If a record holds a picture, leave the picture out and copy everything else exactly.

* **Task data**:
◆ ◆ ◆ ◆

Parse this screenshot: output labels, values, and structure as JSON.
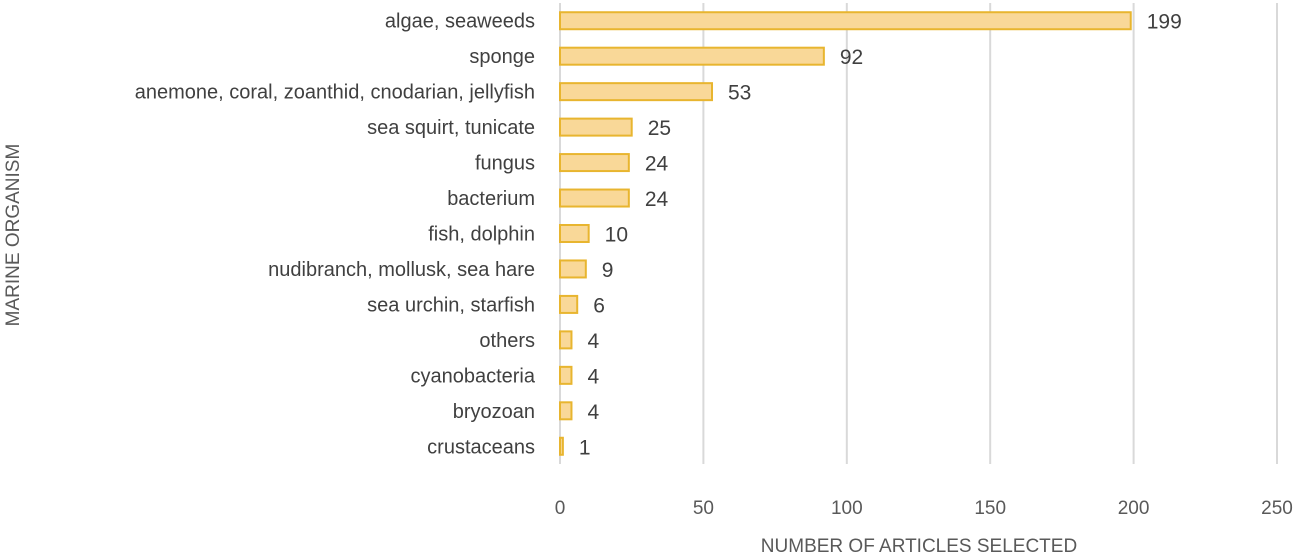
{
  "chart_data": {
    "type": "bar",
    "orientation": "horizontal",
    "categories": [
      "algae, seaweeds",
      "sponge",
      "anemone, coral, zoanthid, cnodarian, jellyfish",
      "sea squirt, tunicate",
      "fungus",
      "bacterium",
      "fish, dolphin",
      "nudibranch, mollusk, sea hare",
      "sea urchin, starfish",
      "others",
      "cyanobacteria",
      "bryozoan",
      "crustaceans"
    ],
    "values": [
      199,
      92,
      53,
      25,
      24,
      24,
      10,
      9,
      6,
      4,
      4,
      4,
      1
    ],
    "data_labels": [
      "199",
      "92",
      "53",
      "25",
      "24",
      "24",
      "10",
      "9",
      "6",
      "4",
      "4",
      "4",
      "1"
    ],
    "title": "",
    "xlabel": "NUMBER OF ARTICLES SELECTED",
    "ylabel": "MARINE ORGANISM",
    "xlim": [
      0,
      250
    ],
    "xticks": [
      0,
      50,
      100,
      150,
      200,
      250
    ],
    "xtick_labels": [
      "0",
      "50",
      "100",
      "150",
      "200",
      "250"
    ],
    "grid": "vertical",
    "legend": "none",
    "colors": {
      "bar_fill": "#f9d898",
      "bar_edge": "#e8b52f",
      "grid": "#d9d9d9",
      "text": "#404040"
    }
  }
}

◆ ◆ ◆ ◆

* **Written reply**:
Parse this screenshot: output labels, values, and structure as JSON.
{
  "chart_data": {
    "type": "bar",
    "orientation": "horizontal",
    "categories": [
      "algae, seaweeds",
      "sponge",
      "anemone, coral, zoanthid, cnodarian, jellyfish",
      "sea squirt, tunicate",
      "fungus",
      "bacterium",
      "fish, dolphin",
      "nudibranch, mollusk, sea hare",
      "sea urchin, starfish",
      "others",
      "cyanobacteria",
      "bryozoan",
      "crustaceans"
    ],
    "values": [
      199,
      92,
      53,
      25,
      24,
      24,
      10,
      9,
      6,
      4,
      4,
      4,
      1
    ],
    "data_labels": [
      "199",
      "92",
      "53",
      "25",
      "24",
      "24",
      "10",
      "9",
      "6",
      "4",
      "4",
      "4",
      "1"
    ],
    "title": "",
    "xlabel": "NUMBER OF ARTICLES SELECTED",
    "ylabel": "MARINE ORGANISM",
    "xlim": [
      0,
      250
    ],
    "xticks": [
      0,
      50,
      100,
      150,
      200,
      250
    ],
    "xtick_labels": [
      "0",
      "50",
      "100",
      "150",
      "200",
      "250"
    ],
    "grid": "vertical",
    "legend": "none",
    "colors": {
      "bar_fill": "#f9d898",
      "bar_edge": "#e8b52f",
      "grid": "#d9d9d9",
      "text": "#404040"
    }
  }
}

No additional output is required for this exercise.